Provided records:
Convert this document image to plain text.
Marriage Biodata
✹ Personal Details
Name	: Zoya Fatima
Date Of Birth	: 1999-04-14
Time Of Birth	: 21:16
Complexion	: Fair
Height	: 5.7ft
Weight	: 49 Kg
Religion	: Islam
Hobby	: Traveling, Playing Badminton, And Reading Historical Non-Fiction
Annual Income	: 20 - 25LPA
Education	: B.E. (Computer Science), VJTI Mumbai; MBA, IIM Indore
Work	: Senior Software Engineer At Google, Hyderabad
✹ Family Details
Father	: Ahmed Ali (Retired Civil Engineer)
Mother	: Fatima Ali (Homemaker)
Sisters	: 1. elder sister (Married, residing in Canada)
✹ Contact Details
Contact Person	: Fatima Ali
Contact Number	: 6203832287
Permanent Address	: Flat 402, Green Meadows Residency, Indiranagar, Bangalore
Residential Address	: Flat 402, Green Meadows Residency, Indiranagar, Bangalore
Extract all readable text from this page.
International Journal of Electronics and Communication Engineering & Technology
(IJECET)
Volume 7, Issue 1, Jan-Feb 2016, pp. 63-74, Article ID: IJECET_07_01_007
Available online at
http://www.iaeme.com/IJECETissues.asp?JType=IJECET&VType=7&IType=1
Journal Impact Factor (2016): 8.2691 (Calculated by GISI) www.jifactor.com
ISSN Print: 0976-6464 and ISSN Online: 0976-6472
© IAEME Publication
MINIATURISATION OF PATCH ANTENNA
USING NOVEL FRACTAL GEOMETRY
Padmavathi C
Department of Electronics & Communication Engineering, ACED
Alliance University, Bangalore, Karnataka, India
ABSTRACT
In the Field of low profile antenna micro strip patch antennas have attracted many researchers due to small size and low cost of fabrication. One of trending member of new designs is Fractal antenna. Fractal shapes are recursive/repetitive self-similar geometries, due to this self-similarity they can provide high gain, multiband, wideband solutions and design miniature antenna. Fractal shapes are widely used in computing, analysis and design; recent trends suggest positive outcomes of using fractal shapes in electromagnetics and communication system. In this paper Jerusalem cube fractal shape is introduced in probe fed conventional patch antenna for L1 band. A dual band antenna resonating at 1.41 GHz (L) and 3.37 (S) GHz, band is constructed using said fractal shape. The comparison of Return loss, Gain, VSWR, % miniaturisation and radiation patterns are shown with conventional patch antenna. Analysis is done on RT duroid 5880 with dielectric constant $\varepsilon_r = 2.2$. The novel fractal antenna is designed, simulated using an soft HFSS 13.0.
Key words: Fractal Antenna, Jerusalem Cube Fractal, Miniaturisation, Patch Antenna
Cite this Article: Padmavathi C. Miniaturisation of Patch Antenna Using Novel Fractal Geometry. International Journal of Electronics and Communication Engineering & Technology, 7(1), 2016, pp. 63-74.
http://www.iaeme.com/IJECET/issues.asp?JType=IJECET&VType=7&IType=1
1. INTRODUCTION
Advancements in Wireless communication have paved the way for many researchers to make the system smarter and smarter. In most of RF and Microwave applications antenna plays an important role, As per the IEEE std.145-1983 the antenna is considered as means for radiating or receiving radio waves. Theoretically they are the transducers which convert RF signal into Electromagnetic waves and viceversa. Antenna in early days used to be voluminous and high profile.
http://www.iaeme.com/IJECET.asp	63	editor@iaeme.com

Instructions for the task:
Copy all of the data exactly.

Complete output:
Convert this document image to plain text.
Marriage Biodata
✹ Personal Details
Name	: Zoya Fatima
Date Of Birth	: 1999-04-14
Time Of Birth	: 21:16
Complexion	: Fair
Height	: 5.7ft
Weight	: 49 Kg
Religion	: Islam
Hobby	: Traveling, Playing Badminton, And Reading Historical Non-Fiction
Annual Income	: 20 - 25LPA
Education	: B.E. (Computer Science), VJTI Mumbai; MBA, IIM Indore
Work	: Senior Software Engineer At Google, Hyderabad
✹ Family Details
Father	: Ahmed Ali (Retired Civil Engineer)
Mother	: Fatima Ali (Homemaker)
Sisters	: 1. elder sister (Married, residing in Canada)
✹ Contact Details
Contact Person	: Fatima Ali
Contact Number	: 6203832287
Permanent Address	: Flat 402, Green Meadows Residency, Indiranagar, Bangalore
Residential Address	: Flat 402, Green Meadows Residency, Indiranagar, Bangalore
Extract all readable text from this page.
International Journal of Electronics and Communication Engineering & Technology
(IJECET)
Volume 7, Issue 1, Jan-Feb 2016, pp. 63-74, Article ID: IJECET_07_01_007
Available online at
http://www.iaeme.com/IJECETissues.asp?JType=IJECET&VType=7&IType=1
Journal Impact Factor (2016): 8.2691 (Calculated by GISI) www.jifactor.com
ISSN Print: 0976-6464 and ISSN Online: 0976-6472
© IAEME Publication
MINIATURISATION OF PATCH ANTENNA
USING NOVEL FRACTAL GEOMETRY
Padmavathi C
Department of Electronics & Communication Engineering, ACED
Alliance University, Bangalore, Karnataka, India
ABSTRACT
In the Field of low profile antenna micro strip patch antennas have attracted many researchers due to small size and low cost of fabrication. One of trending member of new designs is Fractal antenna. Fractal shapes are recursive/repetitive self-similar geometries, due to this self-similarity they can provide high gain, multiband, wideband solutions and design miniature antenna. Fractal shapes are widely used in computing, analysis and design; recent trends suggest positive outcomes of using fractal shapes in electromagnetics and communication system. In this paper Jerusalem cube fractal shape is introduced in probe fed conventional patch antenna for L1 band. A dual band antenna resonating at 1.41 GHz (L) and 3.37 (S) GHz, band is constructed using said fractal shape. The comparison of Return loss, Gain, VSWR, % miniaturisation and radiation patterns are shown with conventional patch antenna. Analysis is done on RT duroid 5880 with dielectric constant $\varepsilon_r = 2.2$. The novel fractal antenna is designed, simulated using an soft HFSS 13.0.
Key words: Fractal Antenna, Jerusalem Cube Fractal, Miniaturisation, Patch Antenna
Cite this Article: Padmavathi C. Miniaturisation of Patch Antenna Using Novel Fractal Geometry. International Journal of Electronics and Communication Engineering & Technology, 7(1), 2016, pp. 63-74.
http://www.iaeme.com/IJECET/issues.asp?JType=IJECET&VType=7&IType=1
1. INTRODUCTION
Advancements in Wireless communication have paved the way for many researchers to make the system smarter and smarter. In most of RF and Microwave applications antenna plays an important role, As per the IEEE std.145-1983 the antenna is considered as means for radiating or receiving radio waves. Theoretically they are the transducers which convert RF signal into Electromagnetic waves and viceversa. Antenna in early days used to be voluminous and high profile.
http://www.iaeme.com/IJECET.asp	63	editor@iaeme.com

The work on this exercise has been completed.